> **Stated task**: Set down each entry exactly as given; pictures should not appear in the copy.

[Records that describe figures]
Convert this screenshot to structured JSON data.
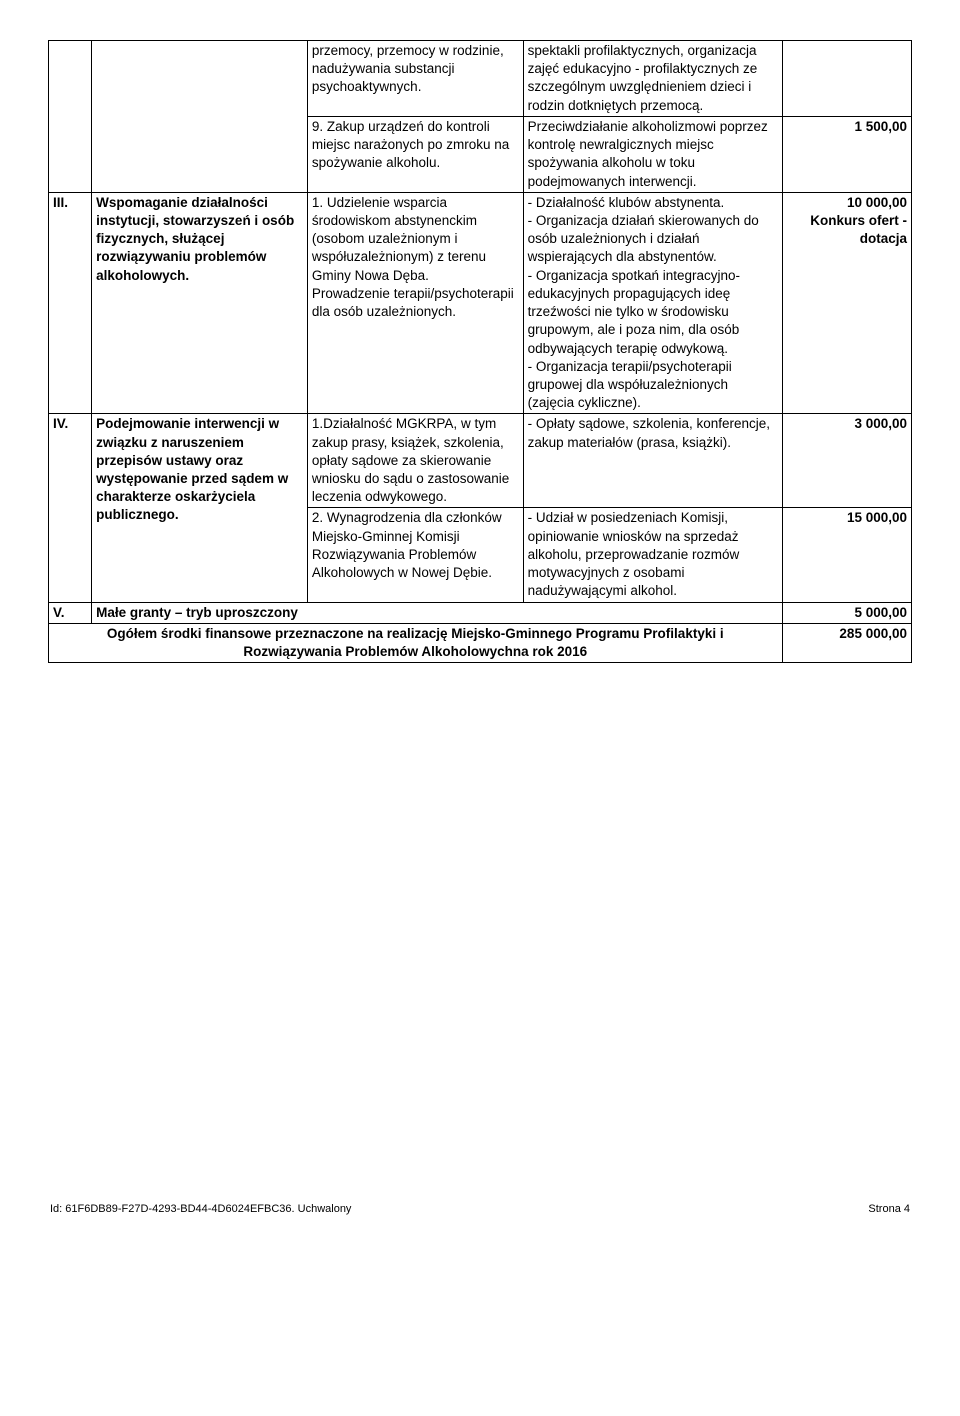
{
  "rows": [
    {
      "c1": "",
      "c2": "",
      "c3": "przemocy, przemocy w rodzinie, nadużywania substancji psychoaktywnych.",
      "c4": "spektakli profilaktycznych, organizacja zajęć edukacyjno - profilaktycznych ze szczególnym uwzględnieniem dzieci i rodzin dotkniętych przemocą.",
      "c5": ""
    },
    {
      "c3": "9. Zakup urządzeń do kontroli miejsc narażonych po zmroku na spożywanie alkoholu.",
      "c4": "Przeciwdziałanie alkoholizmowi poprzez kontrolę newralgicznych miejsc spożywania alkoholu w toku podejmowanych interwencji.",
      "c5": "1 500,00"
    },
    {
      "c1": "III.",
      "c2": "Wspomaganie działalności instytucji, stowarzyszeń i osób fizycznych, służącej rozwiązywaniu problemów alkoholowych.",
      "c3": "1. Udzielenie wsparcia środowiskom abstynenckim (osobom uzależnionym i współuzależnionym) z terenu Gminy Nowa Dęba.\nProwadzenie terapii/psychoterapii dla osób uzależnionych.",
      "c4": "- Działalność klubów abstynenta.\n- Organizacja działań skierowanych do osób uzależnionych i działań wspierających dla abstynentów.\n- Organizacja spotkań integracyjno-edukacyjnych propagujących ideę trzeźwości nie tylko w środowisku grupowym, ale i poza nim, dla osób odbywających terapię odwykową.\n- Organizacja terapii/psychoterapii grupowej dla współuzależnionych (zajęcia cykliczne).",
      "c5": "10 000,00\nKonkurs ofert - dotacja"
    },
    {
      "c1": "IV.",
      "c2": "Podejmowanie interwencji w związku z naruszeniem przepisów ustawy oraz występowanie przed sądem w charakterze oskarżyciela publicznego.",
      "c3": "1.Działalność MGKRPA, w tym zakup prasy, książek, szkolenia, opłaty sądowe za skierowanie wniosku do sądu o zastosowanie leczenia odwykowego.",
      "c4": "- Opłaty sądowe, szkolenia, konferencje, zakup materiałów (prasa, książki).",
      "c5": "3 000,00"
    },
    {
      "c3": "2. Wynagrodzenia dla członków Miejsko-Gminnej Komisji Rozwiązywania Problemów Alkoholowych w Nowej Dębie.",
      "c4": "- Udział w posiedzeniach Komisji, opiniowanie wniosków na sprzedaż alkoholu, przeprowadzanie rozmów motywacyjnych z osobami nadużywającymi alkohol.",
      "c5": "15 000,00"
    }
  ],
  "rowV": {
    "c1": "V.",
    "label": "Małe granty – tryb uproszczony",
    "amount": "5 000,00"
  },
  "total": {
    "label": "Ogółem środki finansowe przeznaczone na realizację Miejsko-Gminnego Programu Profilaktyki i Rozwiązywania Problemów Alkoholowychna rok 2016",
    "amount": "285 000,00"
  },
  "footer": {
    "left": "Id: 61F6DB89-F27D-4293-BD44-4D6024EFBC36. Uchwalony",
    "right": "Strona 4"
  }
}
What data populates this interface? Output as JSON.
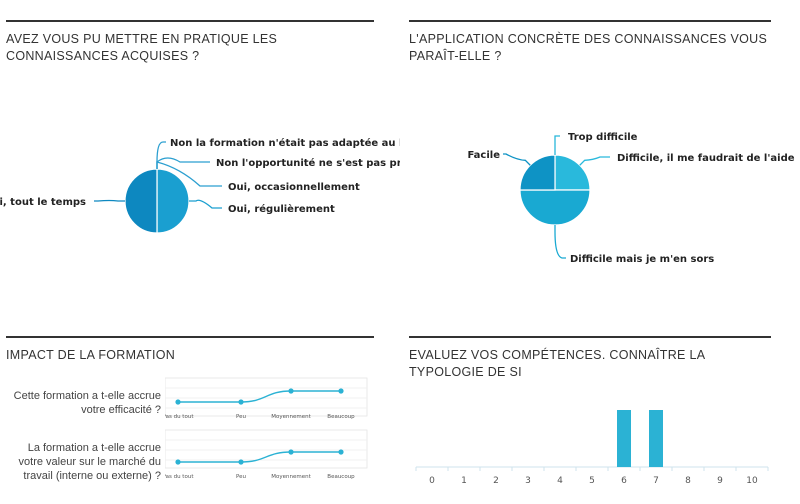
{
  "panels": {
    "p1": {
      "title": "AVEZ VOUS PU METTRE EN PRATIQUE LES CONNAISSANCES ACQUISES ?"
    },
    "p2": {
      "title": "L'APPLICATION CONCRÈTE DES CONNAISSANCES VOUS PARAÎT-ELLE ?"
    },
    "p3": {
      "title": "IMPACT DE LA FORMATION"
    },
    "p4": {
      "title": "EVALUEZ VOS COMPÉTENCES. CONNAÎTRE LA TYPOLOGIE DE SI"
    }
  },
  "chart_data": [
    {
      "type": "pie",
      "title": "AVEZ VOUS PU METTRE EN PRATIQUE LES CONNAISSANCES ACQUISES ?",
      "categories": [
        "Non la formation n'était pas adaptée au bes",
        "Non l'opportunité ne s'est pas pré",
        "Oui, occasionnellement",
        "Oui, régulièrement",
        "ui, tout le temps"
      ],
      "values": [
        0,
        0,
        0,
        50,
        50
      ],
      "colors": [
        "#2b9fd0",
        "#2b9fd0",
        "#2b9fd0",
        "#1a9fd0",
        "#0d88c0"
      ]
    },
    {
      "type": "pie",
      "title": "L'APPLICATION CONCRÈTE DES CONNAISSANCES VOUS PARAÎT-ELLE ?",
      "categories": [
        "Trop difficile",
        "Difficile, il me faudrait de l'aide",
        "Difficile mais je m'en sors",
        "Facile"
      ],
      "values": [
        0,
        25,
        50,
        25
      ],
      "colors": [
        "#28b7da",
        "#29b9dc",
        "#19a9d2",
        "#0e93c5"
      ]
    },
    {
      "type": "line",
      "title": "IMPACT DE LA FORMATION",
      "categories": [
        "Pas du tout",
        "Peu",
        "Moyennement",
        "Beaucoup"
      ],
      "series": [
        {
          "name": "Cette formation a t-elle accrue votre efficacité ?",
          "values": [
            0,
            0,
            1,
            1
          ]
        },
        {
          "name": "La formation a t-elle accrue votre valeur sur le marché du travail (interne ou externe) ?",
          "values": [
            0,
            0,
            1,
            1
          ]
        }
      ],
      "color": "#2bb2d4"
    },
    {
      "type": "bar",
      "title": "EVALUEZ VOS COMPÉTENCES. CONNAÎTRE LA TYPOLOGIE DE SI",
      "categories": [
        "0",
        "1",
        "2",
        "3",
        "4",
        "5",
        "6",
        "7",
        "8",
        "9",
        "10"
      ],
      "values": [
        0,
        0,
        0,
        0,
        0,
        0,
        1,
        1,
        0,
        0,
        0
      ],
      "color": "#2bb2d4",
      "ylim": [
        0,
        1
      ]
    }
  ]
}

> **Solution to this exercise**:
Convert this screenshot to structured JSON data.
{
  "rows": [
    {
      "c1": "",
      "c2": "",
      "c3": "przemocy, przemocy w rodzinie, nadużywania substancji psychoaktywnych.",
      "c4": "spektakli profilaktycznych, organizacja zajęć edukacyjno - profilaktycznych ze szczególnym uwzględnieniem dzieci i rodzin dotkniętych przemocą.",
      "c5": ""
    },
    {
      "c3": "9. Zakup urządzeń do kontroli miejsc narażonych po zmroku na spożywanie alkoholu.",
      "c4": "Przeciwdziałanie alkoholizmowi poprzez kontrolę newralgicznych miejsc spożywania alkoholu w toku podejmowanych interwencji.",
      "c5": "1 500,00"
    },
    {
      "c1": "III.",
      "c2": "Wspomaganie działalności instytucji, stowarzyszeń i osób fizycznych, służącej rozwiązywaniu problemów alkoholowych.",
      "c3": "1. Udzielenie wsparcia środowiskom abstynenckim (osobom uzależnionym i współuzależnionym) z terenu Gminy Nowa Dęba.\nProwadzenie terapii/psychoterapii dla osób uzależnionych.",
      "c4": "- Działalność klubów abstynenta.\n- Organizacja działań skierowanych do osób uzależnionych i działań wspierających dla abstynentów.\n- Organizacja spotkań integracyjno-edukacyjnych propagujących ideę trzeźwości nie tylko w środowisku grupowym, ale i poza nim, dla osób odbywających terapię odwykową.\n- Organizacja terapii/psychoterapii grupowej dla współuzależnionych (zajęcia cykliczne).",
      "c5": "10 000,00\nKonkurs ofert - dotacja"
    },
    {
      "c1": "IV.",
      "c2": "Podejmowanie interwencji w związku z naruszeniem przepisów ustawy oraz występowanie przed sądem w charakterze oskarżyciela publicznego.",
      "c3": "1.Działalność MGKRPA, w tym zakup prasy, książek, szkolenia, opłaty sądowe za skierowanie wniosku do sądu o zastosowanie leczenia odwykowego.",
      "c4": "- Opłaty sądowe, szkolenia, konferencje, zakup materiałów (prasa, książki).",
      "c5": "3 000,00"
    },
    {
      "c3": "2. Wynagrodzenia dla członków Miejsko-Gminnej Komisji Rozwiązywania Problemów Alkoholowych w Nowej Dębie.",
      "c4": "- Udział w posiedzeniach Komisji, opiniowanie wniosków na sprzedaż alkoholu, przeprowadzanie rozmów motywacyjnych z osobami nadużywającymi alkohol.",
      "c5": "15 000,00"
    }
  ],
  "rowV": {
    "c1": "V.",
    "label": "Małe granty – tryb uproszczony",
    "amount": "5 000,00"
  },
  "total": {
    "label": "Ogółem środki finansowe przeznaczone na realizację Miejsko-Gminnego Programu Profilaktyki i Rozwiązywania Problemów Alkoholowychna rok 2016",
    "amount": "285 000,00"
  },
  "footer": {
    "left": "Id: 61F6DB89-F27D-4293-BD44-4D6024EFBC36. Uchwalony",
    "right": "Strona 4"
  }
}
What data populates this interface? Output as JSON.
{
  "panels": {
    "p1": {
      "title": "AVEZ VOUS PU METTRE EN PRATIQUE LES CONNAISSANCES ACQUISES ?"
    },
    "p2": {
      "title": "L'APPLICATION CONCRÈTE DES CONNAISSANCES VOUS PARAÎT-ELLE ?"
    },
    "p3": {
      "title": "IMPACT DE LA FORMATION"
    },
    "p4": {
      "title": "EVALUEZ VOS COMPÉTENCES. CONNAÎTRE LA TYPOLOGIE DE SI"
    }
  },
  "chart_data": [
    {
      "type": "pie",
      "title": "AVEZ VOUS PU METTRE EN PRATIQUE LES CONNAISSANCES ACQUISES ?",
      "categories": [
        "Non la formation n'était pas adaptée au bes",
        "Non l'opportunité ne s'est pas pré",
        "Oui, occasionnellement",
        "Oui, régulièrement",
        "ui, tout le temps"
      ],
      "values": [
        0,
        0,
        0,
        50,
        50
      ],
      "colors": [
        "#2b9fd0",
        "#2b9fd0",
        "#2b9fd0",
        "#1a9fd0",
        "#0d88c0"
      ]
    },
    {
      "type": "pie",
      "title": "L'APPLICATION CONCRÈTE DES CONNAISSANCES VOUS PARAÎT-ELLE ?",
      "categories": [
        "Trop difficile",
        "Difficile, il me faudrait de l'aide",
        "Difficile mais je m'en sors",
        "Facile"
      ],
      "values": [
        0,
        25,
        50,
        25
      ],
      "colors": [
        "#28b7da",
        "#29b9dc",
        "#19a9d2",
        "#0e93c5"
      ]
    },
    {
      "type": "line",
      "title": "IMPACT DE LA FORMATION",
      "categories": [
        "Pas du tout",
        "Peu",
        "Moyennement",
        "Beaucoup"
      ],
      "series": [
        {
          "name": "Cette formation a t-elle accrue votre efficacité ?",
          "values": [
            0,
            0,
            1,
            1
          ]
        },
        {
          "name": "La formation a t-elle accrue votre valeur sur le marché du travail (interne ou externe) ?",
          "values": [
            0,
            0,
            1,
            1
          ]
        }
      ],
      "color": "#2bb2d4"
    },
    {
      "type": "bar",
      "title": "EVALUEZ VOS COMPÉTENCES. CONNAÎTRE LA TYPOLOGIE DE SI",
      "categories": [
        "0",
        "1",
        "2",
        "3",
        "4",
        "5",
        "6",
        "7",
        "8",
        "9",
        "10"
      ],
      "values": [
        0,
        0,
        0,
        0,
        0,
        0,
        1,
        1,
        0,
        0,
        0
      ],
      "color": "#2bb2d4",
      "ylim": [
        0,
        1
      ]
    }
  ]
}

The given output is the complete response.